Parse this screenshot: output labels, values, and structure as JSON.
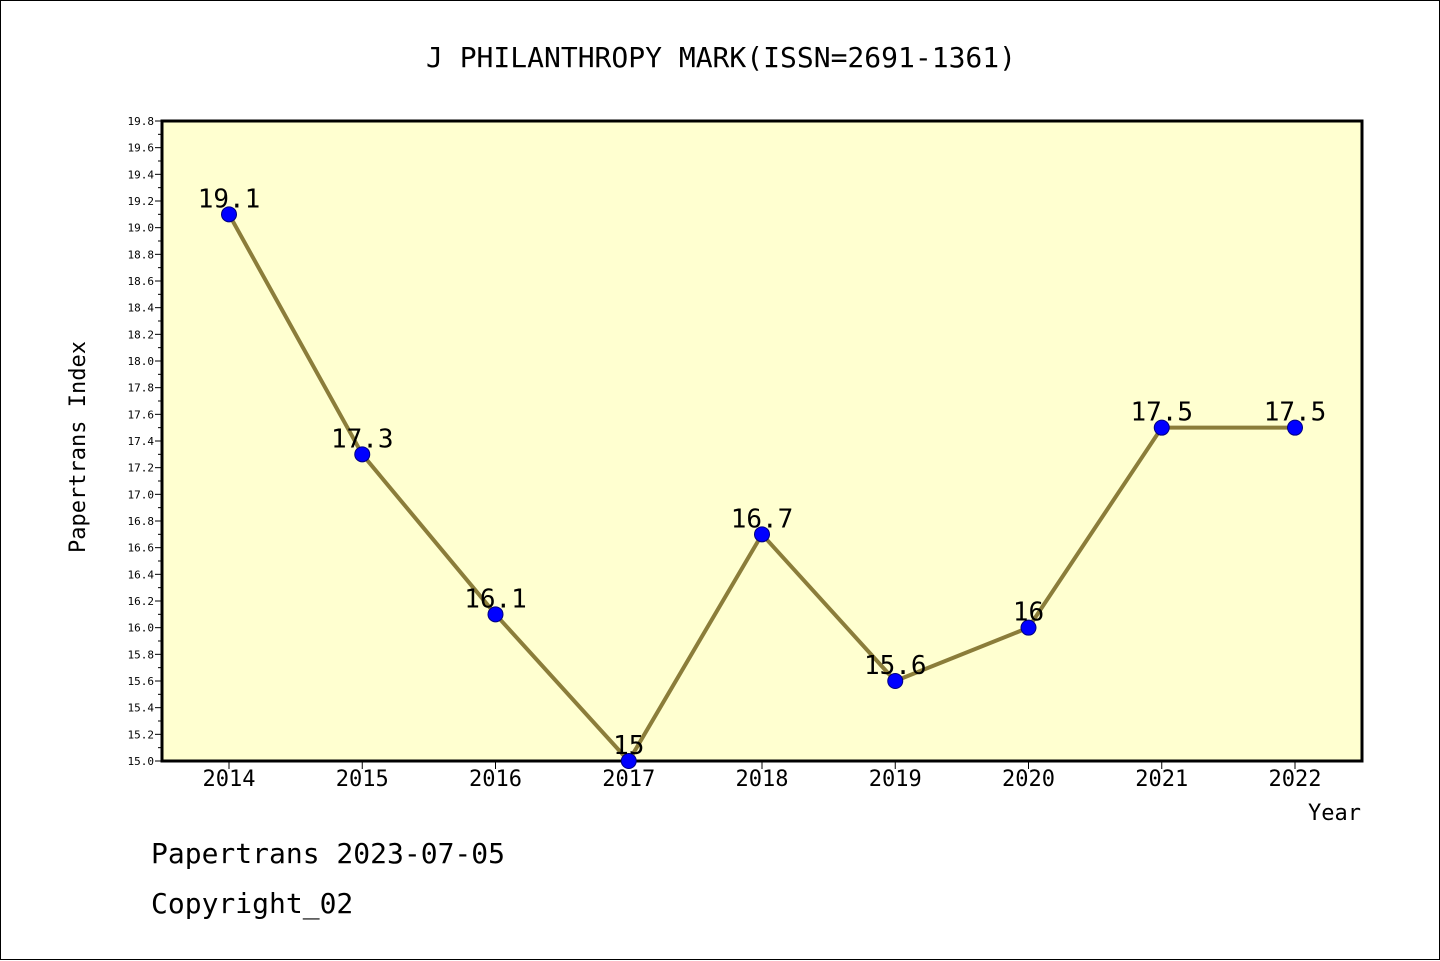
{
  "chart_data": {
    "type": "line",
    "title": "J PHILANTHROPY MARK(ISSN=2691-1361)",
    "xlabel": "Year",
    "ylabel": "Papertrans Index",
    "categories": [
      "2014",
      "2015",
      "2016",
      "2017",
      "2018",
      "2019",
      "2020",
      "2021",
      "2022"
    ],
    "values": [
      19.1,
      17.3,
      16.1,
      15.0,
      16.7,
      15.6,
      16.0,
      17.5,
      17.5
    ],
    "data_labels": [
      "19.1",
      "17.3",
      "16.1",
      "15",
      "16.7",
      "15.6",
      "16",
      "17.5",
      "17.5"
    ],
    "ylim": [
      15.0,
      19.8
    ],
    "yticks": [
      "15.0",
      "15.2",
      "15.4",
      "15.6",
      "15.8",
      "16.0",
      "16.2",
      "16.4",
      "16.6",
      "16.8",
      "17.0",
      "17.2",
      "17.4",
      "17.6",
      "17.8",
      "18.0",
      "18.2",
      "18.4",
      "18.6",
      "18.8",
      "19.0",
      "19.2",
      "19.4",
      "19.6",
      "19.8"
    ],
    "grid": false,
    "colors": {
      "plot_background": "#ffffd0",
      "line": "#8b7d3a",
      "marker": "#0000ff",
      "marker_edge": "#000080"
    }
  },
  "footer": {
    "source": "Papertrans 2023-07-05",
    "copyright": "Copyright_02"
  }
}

* * *

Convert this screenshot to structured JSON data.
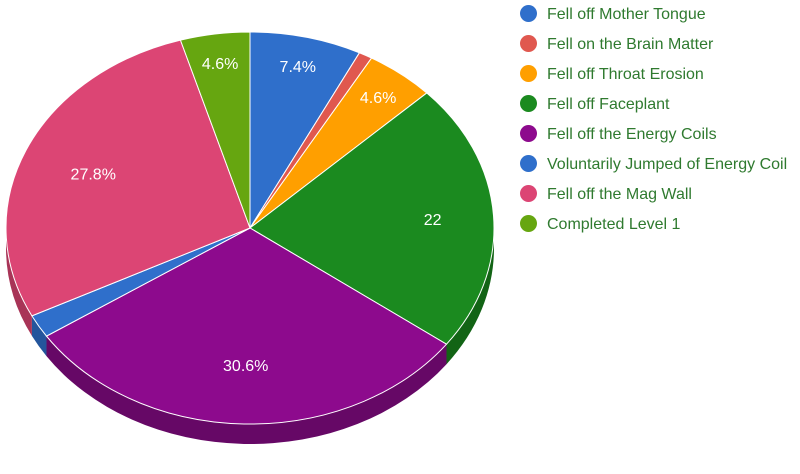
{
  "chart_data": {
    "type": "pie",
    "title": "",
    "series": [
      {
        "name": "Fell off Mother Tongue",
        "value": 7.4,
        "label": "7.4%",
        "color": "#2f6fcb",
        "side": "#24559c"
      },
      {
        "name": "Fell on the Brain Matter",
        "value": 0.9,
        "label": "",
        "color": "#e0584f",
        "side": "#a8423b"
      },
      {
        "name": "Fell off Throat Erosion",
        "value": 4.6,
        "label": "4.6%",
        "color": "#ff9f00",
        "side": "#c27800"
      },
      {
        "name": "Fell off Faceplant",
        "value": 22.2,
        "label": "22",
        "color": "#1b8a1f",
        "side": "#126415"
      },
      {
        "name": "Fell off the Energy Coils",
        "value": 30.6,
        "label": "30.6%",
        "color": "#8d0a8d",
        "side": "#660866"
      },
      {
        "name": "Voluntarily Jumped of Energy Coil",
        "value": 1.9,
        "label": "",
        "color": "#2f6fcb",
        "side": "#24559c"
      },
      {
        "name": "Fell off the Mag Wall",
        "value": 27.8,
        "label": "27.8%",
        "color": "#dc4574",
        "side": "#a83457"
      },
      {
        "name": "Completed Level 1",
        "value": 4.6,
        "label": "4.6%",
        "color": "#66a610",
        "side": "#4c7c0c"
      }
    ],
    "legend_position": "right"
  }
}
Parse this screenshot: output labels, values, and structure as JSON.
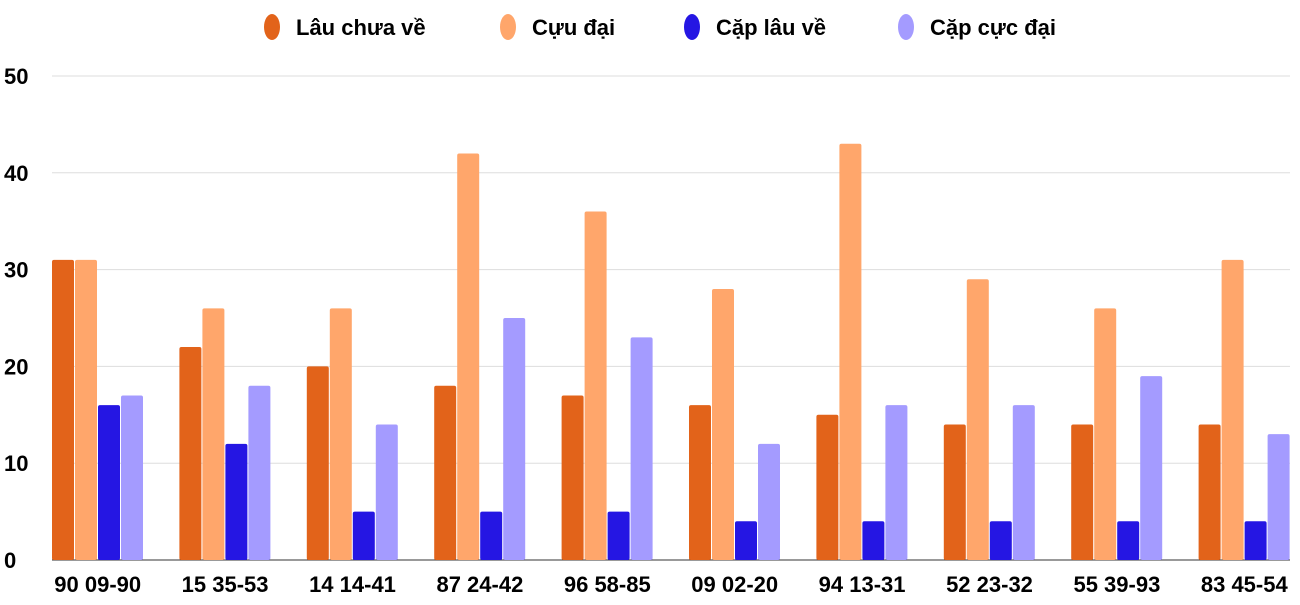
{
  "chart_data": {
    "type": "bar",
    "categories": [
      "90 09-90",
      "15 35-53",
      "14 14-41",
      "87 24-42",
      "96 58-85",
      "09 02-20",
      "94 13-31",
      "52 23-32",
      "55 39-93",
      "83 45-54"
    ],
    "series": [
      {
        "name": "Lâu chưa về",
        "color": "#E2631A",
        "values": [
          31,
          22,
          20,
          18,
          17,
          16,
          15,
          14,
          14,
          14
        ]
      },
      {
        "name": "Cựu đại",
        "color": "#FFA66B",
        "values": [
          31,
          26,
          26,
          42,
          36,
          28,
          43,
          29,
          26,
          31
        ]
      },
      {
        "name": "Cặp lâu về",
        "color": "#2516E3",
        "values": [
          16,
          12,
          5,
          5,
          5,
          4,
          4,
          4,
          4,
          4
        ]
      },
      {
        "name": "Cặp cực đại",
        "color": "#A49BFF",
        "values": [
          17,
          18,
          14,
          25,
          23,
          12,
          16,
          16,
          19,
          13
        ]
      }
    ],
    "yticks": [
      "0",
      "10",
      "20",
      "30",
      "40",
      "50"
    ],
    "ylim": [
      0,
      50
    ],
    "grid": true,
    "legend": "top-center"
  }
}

==

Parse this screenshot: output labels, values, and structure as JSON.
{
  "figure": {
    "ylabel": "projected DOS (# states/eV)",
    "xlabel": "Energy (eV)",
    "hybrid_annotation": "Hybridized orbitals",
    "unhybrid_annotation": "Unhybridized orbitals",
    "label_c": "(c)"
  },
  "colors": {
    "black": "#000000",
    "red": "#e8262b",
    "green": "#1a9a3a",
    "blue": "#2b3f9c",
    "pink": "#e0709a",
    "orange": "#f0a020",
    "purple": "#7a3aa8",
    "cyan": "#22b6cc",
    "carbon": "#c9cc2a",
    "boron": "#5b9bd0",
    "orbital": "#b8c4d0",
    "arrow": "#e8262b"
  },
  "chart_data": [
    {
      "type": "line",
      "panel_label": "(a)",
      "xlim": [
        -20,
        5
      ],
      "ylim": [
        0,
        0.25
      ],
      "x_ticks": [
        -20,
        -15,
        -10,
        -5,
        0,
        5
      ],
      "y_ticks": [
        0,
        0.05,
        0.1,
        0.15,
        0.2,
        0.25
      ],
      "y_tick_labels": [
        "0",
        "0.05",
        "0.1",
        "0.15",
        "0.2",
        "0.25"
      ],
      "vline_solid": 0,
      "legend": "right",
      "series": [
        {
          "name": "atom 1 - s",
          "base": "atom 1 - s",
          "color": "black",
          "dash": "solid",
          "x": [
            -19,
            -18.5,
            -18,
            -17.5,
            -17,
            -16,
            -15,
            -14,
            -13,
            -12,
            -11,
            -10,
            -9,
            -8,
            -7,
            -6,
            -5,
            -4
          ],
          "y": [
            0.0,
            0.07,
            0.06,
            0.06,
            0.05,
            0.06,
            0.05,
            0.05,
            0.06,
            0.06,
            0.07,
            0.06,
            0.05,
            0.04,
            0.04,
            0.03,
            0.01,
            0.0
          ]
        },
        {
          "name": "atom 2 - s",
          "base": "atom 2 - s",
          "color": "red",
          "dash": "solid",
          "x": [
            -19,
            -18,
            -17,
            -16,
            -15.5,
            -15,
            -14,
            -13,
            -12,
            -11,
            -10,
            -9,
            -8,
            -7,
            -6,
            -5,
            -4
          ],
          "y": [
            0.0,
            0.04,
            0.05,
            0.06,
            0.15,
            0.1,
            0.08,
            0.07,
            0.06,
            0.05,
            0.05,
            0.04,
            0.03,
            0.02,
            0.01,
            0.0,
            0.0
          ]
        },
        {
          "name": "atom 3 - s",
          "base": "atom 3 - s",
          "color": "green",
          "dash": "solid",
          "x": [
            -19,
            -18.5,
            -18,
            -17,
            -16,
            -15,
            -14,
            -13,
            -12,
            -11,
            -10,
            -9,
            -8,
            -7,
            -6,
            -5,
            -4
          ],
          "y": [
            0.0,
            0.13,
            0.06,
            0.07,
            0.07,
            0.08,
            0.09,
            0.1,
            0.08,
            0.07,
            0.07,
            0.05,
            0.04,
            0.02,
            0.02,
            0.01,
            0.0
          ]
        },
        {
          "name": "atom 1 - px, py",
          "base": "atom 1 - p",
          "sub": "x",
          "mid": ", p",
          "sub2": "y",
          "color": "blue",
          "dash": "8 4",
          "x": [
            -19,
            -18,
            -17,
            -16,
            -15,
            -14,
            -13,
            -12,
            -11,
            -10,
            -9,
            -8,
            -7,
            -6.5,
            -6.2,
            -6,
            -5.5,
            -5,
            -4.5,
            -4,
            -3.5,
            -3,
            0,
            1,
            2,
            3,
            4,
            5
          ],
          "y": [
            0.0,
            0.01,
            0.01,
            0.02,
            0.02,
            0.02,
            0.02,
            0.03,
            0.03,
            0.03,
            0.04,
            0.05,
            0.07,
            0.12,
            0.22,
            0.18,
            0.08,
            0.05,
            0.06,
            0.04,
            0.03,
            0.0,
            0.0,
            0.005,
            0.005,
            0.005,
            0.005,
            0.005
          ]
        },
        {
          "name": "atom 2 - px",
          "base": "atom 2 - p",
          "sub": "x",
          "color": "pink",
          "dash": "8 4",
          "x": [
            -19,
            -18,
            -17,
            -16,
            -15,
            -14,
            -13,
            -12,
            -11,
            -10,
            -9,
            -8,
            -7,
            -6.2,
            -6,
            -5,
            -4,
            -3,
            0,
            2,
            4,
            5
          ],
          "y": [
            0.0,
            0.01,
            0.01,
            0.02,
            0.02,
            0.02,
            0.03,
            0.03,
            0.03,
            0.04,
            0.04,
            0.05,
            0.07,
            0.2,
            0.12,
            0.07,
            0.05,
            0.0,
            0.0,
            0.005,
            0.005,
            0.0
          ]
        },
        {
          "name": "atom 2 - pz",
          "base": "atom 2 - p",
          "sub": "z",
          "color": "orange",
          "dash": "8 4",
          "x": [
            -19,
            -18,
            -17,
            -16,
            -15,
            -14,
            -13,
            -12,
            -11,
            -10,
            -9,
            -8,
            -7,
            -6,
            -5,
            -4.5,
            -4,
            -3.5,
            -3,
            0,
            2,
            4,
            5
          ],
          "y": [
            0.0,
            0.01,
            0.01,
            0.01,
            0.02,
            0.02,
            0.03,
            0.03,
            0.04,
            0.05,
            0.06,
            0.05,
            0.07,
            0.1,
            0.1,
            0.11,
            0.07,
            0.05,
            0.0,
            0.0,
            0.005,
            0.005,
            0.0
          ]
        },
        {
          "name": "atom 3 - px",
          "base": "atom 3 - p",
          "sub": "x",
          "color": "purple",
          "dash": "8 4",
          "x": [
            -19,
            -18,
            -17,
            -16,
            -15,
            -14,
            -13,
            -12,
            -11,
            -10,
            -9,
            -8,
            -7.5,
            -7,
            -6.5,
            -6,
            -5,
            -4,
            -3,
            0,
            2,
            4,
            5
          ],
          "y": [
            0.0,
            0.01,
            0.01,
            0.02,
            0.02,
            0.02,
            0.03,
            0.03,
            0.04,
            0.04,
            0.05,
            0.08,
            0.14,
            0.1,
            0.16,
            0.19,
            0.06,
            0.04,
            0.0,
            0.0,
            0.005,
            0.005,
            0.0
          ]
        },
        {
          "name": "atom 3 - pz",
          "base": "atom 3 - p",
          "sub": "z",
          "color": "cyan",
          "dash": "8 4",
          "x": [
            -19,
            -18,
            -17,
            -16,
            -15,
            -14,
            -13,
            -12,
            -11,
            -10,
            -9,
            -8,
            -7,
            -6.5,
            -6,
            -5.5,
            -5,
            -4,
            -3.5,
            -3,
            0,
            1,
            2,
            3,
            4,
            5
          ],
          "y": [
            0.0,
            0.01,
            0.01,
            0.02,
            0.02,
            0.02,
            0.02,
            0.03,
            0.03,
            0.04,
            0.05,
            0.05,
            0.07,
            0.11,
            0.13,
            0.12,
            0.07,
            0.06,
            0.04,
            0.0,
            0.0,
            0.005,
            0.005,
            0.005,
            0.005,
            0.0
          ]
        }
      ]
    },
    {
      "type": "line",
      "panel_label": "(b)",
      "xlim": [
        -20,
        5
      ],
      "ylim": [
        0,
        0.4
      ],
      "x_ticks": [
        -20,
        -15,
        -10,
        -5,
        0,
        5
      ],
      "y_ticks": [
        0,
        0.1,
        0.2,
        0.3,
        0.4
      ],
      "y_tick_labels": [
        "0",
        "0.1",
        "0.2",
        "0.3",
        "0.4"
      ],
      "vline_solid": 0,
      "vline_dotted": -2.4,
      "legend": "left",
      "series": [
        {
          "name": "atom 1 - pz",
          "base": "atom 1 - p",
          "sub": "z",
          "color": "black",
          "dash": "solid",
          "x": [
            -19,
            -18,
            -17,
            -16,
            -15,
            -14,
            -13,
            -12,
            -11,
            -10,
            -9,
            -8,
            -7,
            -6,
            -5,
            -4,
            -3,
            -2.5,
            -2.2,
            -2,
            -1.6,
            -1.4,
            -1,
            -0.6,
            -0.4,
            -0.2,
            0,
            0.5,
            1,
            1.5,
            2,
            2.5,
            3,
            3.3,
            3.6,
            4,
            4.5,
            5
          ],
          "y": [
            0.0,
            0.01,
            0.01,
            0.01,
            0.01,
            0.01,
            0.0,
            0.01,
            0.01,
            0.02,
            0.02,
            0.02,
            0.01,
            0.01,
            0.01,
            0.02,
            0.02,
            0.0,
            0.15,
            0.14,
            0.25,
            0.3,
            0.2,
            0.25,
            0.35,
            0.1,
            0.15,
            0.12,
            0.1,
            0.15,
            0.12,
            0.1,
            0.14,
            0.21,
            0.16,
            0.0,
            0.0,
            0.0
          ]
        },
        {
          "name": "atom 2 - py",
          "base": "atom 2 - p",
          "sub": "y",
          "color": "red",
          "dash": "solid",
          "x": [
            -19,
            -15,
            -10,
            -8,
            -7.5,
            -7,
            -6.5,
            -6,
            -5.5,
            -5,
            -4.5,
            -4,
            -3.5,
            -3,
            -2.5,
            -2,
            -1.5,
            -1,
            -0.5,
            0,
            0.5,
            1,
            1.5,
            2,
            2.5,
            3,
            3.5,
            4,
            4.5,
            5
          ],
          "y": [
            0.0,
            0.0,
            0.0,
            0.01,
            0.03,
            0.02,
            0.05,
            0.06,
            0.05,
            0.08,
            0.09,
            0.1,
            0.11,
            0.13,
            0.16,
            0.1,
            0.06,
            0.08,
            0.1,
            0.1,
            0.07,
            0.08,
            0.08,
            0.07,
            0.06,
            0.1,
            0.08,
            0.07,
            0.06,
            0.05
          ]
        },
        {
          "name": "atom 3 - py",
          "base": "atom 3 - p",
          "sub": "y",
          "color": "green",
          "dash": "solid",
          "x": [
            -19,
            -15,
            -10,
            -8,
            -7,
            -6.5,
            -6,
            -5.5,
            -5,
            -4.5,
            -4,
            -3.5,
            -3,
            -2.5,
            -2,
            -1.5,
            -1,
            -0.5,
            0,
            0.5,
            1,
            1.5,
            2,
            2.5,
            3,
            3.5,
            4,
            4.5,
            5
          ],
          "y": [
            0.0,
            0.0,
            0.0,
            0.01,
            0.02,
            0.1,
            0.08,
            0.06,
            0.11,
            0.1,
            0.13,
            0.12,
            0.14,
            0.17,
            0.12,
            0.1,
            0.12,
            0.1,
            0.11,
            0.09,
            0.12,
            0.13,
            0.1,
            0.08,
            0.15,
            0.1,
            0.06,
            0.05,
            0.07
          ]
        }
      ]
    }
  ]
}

What you will do
From the listing above, pick out each line where the word "Energy" appears.

Written response
        "name": "Fell off the Energy Coils",
        "name": "Voluntarily Jumped of Energy Coil",
    "xlabel": "Energy (eV)",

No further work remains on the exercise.